── Record list ──
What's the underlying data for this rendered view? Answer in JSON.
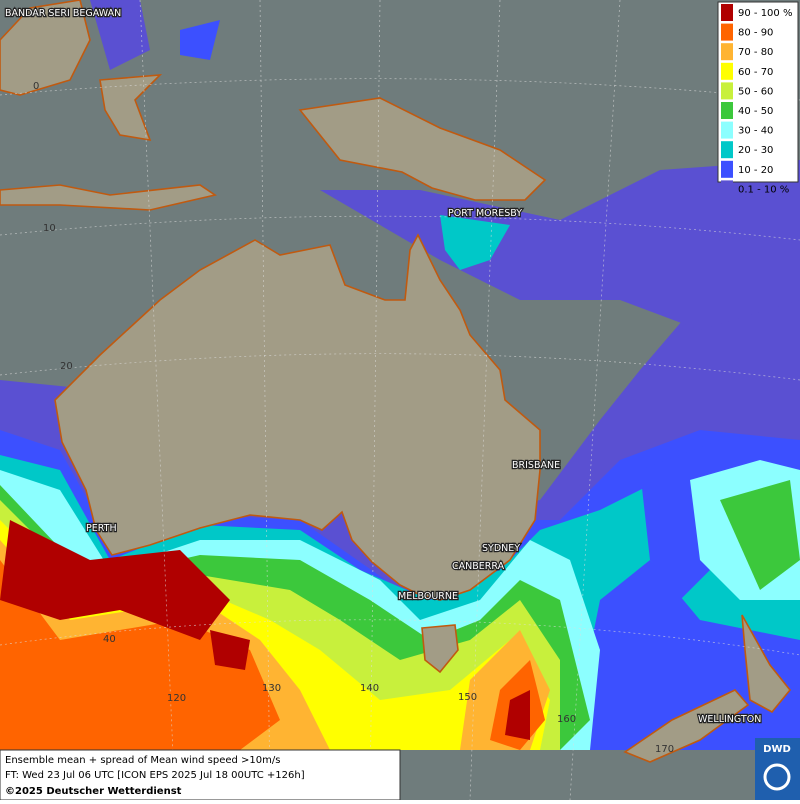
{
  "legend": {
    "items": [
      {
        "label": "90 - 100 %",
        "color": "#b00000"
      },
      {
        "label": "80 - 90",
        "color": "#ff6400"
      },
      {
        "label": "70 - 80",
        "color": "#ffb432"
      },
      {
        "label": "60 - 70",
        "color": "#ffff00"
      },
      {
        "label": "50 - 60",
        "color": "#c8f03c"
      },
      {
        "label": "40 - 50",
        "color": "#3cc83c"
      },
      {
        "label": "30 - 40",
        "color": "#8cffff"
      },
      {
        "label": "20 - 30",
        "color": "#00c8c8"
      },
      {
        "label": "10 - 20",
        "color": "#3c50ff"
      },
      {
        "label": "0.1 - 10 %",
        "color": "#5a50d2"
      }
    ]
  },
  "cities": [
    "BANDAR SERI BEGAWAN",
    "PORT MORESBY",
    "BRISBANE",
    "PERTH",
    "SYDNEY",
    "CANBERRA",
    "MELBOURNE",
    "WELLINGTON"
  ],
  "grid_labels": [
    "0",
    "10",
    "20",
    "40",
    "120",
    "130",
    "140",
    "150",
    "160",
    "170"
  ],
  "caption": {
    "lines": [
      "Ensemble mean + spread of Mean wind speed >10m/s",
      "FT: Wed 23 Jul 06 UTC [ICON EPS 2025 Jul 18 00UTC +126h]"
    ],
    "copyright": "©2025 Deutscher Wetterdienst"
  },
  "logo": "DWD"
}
───
── Record list ──
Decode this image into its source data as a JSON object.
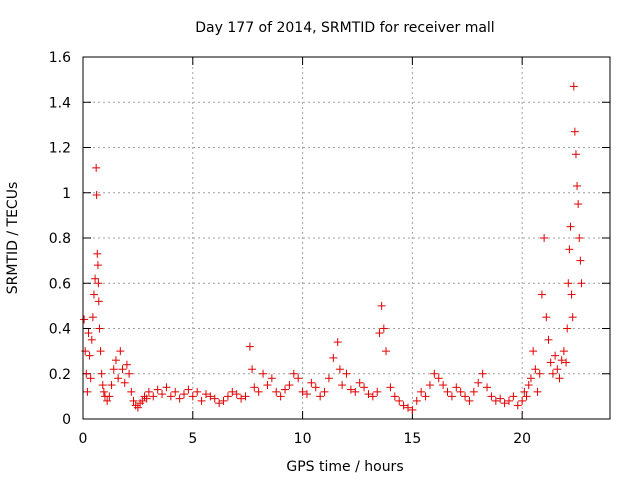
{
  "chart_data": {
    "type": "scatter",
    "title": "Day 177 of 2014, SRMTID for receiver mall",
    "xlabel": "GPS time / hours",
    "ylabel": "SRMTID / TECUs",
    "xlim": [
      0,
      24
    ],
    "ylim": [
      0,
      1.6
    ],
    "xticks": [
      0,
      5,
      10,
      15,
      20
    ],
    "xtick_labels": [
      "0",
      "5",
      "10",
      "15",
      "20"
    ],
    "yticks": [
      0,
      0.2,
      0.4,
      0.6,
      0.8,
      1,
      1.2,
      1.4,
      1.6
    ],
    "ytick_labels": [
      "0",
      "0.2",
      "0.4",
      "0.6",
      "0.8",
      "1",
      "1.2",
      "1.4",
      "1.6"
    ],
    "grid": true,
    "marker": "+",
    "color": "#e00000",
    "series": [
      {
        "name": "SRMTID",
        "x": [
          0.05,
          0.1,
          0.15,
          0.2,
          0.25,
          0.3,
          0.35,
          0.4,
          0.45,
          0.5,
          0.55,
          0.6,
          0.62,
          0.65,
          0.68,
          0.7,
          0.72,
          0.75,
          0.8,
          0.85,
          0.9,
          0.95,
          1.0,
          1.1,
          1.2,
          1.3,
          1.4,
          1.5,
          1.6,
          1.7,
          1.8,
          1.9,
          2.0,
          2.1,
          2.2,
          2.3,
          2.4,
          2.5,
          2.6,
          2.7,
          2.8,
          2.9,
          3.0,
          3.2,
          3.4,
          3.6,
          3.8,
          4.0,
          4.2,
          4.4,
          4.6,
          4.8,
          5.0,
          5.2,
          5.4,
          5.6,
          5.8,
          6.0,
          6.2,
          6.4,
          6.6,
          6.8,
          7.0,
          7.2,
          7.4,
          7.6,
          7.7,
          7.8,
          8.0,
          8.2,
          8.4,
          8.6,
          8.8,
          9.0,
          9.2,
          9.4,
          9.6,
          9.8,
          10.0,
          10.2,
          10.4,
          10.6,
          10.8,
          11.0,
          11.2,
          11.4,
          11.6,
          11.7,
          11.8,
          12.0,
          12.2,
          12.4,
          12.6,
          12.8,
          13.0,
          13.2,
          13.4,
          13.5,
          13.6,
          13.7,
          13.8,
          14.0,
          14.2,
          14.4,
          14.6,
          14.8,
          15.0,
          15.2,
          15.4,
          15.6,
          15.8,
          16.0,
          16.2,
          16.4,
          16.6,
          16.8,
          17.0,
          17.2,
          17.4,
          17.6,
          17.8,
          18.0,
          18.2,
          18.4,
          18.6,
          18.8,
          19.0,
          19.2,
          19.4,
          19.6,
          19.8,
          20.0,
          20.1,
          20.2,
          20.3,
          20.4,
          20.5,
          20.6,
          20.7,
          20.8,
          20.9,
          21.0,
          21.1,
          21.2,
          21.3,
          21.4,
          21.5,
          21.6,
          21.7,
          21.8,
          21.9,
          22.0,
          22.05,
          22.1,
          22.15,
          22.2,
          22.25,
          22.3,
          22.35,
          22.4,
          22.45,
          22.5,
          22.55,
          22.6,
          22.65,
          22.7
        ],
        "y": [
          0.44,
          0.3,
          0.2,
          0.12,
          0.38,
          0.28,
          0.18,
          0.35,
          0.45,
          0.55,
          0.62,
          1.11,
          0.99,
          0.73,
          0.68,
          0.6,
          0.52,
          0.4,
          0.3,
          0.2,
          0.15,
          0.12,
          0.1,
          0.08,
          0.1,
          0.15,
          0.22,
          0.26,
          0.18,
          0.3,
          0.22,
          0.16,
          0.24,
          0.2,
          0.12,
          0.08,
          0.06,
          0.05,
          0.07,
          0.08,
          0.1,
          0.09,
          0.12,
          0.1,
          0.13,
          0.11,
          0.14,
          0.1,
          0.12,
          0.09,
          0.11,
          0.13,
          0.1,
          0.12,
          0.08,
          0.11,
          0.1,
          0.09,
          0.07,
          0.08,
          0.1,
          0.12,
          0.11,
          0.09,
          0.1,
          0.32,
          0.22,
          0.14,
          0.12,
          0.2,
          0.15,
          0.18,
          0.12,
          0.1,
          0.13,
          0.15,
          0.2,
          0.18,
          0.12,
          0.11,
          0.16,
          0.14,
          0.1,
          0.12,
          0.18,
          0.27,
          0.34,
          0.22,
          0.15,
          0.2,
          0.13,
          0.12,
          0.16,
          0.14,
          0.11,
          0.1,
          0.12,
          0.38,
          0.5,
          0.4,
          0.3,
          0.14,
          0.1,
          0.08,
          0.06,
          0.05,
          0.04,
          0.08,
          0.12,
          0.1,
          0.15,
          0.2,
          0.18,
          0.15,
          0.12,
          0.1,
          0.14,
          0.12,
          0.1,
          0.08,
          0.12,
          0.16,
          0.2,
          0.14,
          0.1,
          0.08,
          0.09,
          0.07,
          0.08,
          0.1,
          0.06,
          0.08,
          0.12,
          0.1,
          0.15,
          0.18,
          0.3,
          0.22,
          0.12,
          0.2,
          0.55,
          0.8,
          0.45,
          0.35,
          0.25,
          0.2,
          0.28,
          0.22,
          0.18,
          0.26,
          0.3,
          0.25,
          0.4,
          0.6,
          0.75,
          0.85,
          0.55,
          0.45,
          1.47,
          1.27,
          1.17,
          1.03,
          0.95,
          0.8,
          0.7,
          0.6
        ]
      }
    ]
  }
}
───
── Record list ──
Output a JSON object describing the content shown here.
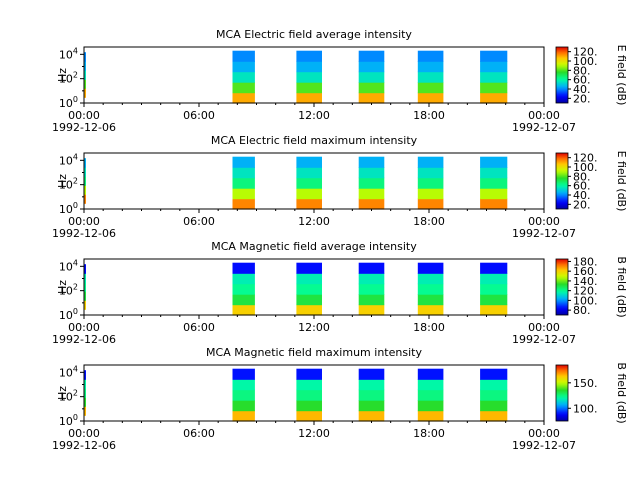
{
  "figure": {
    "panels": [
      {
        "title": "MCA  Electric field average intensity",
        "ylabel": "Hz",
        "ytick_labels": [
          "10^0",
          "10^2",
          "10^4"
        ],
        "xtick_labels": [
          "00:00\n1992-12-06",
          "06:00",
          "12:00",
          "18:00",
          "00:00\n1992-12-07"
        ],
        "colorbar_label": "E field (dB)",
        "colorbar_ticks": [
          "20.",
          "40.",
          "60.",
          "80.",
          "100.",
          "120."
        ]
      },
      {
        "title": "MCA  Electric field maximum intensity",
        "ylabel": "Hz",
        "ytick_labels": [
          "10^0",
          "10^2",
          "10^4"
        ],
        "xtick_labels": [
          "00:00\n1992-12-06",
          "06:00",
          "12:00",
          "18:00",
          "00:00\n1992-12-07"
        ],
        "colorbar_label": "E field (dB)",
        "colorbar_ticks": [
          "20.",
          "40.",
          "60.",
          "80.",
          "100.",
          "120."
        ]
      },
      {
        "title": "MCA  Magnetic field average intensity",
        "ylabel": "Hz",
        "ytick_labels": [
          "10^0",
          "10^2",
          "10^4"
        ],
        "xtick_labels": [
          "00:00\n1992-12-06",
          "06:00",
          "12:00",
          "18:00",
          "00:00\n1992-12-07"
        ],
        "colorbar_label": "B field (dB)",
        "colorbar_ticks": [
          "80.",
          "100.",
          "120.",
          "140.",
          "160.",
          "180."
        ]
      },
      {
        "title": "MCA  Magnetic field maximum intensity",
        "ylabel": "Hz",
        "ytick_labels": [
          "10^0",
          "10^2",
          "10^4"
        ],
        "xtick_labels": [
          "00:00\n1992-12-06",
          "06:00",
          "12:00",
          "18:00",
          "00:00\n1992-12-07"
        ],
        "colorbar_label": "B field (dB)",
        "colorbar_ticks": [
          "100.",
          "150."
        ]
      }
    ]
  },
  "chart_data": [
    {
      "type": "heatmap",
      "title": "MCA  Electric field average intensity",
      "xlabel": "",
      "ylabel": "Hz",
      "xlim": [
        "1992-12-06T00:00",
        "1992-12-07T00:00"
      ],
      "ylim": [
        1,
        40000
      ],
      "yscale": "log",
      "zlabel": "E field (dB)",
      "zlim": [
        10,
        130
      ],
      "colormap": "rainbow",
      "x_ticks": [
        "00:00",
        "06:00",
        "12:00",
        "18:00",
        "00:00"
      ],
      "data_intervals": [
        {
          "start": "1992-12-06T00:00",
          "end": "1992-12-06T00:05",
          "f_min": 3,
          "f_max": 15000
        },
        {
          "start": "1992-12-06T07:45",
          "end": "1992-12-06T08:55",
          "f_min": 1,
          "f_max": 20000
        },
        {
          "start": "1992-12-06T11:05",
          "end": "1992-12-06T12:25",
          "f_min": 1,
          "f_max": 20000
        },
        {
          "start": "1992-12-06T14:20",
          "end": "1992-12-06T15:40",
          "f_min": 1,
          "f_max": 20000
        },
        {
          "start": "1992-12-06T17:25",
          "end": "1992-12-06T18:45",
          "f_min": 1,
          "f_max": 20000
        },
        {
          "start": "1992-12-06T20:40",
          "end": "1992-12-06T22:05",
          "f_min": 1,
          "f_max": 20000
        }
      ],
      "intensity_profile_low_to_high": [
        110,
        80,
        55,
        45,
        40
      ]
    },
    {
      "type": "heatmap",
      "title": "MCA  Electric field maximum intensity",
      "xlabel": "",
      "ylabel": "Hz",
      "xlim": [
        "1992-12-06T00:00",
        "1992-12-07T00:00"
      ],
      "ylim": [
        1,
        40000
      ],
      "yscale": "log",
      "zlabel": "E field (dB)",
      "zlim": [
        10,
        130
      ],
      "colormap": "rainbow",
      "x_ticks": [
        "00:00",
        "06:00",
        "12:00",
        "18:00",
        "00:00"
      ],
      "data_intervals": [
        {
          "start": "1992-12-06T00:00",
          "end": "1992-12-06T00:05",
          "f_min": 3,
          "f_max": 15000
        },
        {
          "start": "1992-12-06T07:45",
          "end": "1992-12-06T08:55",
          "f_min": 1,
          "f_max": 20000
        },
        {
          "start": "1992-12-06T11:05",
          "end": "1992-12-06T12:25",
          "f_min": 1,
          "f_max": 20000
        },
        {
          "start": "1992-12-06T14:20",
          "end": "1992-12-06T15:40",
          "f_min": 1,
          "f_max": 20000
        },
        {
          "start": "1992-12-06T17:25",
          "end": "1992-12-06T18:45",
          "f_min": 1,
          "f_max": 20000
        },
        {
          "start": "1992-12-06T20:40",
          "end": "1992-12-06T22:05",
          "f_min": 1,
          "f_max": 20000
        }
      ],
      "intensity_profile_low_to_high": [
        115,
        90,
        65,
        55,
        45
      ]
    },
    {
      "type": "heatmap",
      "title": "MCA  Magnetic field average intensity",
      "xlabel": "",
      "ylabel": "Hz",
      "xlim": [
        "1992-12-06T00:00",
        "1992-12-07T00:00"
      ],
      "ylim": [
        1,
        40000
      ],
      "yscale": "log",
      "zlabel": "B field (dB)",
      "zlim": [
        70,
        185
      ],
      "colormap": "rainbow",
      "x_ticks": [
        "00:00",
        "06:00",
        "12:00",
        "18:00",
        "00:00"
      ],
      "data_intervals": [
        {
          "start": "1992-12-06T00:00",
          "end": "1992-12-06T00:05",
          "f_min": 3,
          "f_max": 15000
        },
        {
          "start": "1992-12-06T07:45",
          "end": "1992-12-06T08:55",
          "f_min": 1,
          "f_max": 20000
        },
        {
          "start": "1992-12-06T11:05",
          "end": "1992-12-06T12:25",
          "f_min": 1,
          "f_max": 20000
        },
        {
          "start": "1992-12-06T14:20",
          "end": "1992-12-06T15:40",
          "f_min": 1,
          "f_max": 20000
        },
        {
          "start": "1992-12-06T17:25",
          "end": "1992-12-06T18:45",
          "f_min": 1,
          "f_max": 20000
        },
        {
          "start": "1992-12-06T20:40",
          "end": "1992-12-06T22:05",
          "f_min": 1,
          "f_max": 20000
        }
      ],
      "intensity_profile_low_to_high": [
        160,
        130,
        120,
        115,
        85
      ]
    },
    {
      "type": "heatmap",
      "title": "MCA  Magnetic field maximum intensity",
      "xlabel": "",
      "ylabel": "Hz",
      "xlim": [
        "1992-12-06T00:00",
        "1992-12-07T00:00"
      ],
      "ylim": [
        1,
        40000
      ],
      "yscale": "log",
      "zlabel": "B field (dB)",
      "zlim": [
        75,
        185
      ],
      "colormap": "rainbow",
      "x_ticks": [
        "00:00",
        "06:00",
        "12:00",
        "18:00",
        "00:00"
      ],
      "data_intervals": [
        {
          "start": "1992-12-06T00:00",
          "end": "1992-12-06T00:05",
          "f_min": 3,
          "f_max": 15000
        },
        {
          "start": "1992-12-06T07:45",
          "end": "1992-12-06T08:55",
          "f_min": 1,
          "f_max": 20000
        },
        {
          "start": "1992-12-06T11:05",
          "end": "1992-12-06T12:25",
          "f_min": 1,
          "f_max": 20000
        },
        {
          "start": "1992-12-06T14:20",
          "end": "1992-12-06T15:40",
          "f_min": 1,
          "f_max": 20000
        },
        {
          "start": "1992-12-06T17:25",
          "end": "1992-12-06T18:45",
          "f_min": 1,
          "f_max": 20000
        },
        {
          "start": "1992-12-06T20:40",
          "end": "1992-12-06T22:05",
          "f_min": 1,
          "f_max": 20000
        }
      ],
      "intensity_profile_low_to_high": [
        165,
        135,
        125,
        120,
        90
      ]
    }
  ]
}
───
▸ **Do this**:
Show, from the listing above, each line that contains the word "title".

▸ **Task response**:
    "title": "Day 177 of 2014, SRMTID for receiver mall",
        "title": "MCA  Electric field average intensity",
        "title": "MCA  Electric field maximum intensity",
        "title": "MCA  Magnetic field average intensity",
        "title": "MCA  Magnetic field maximum intensity",
      "title": "MCA  Electric field average intensity",
      "title": "MCA  Electric field maximum intensity",
      "title": "MCA  Magnetic field average intensity",
      "title": "MCA  Magnetic field maximum intensity",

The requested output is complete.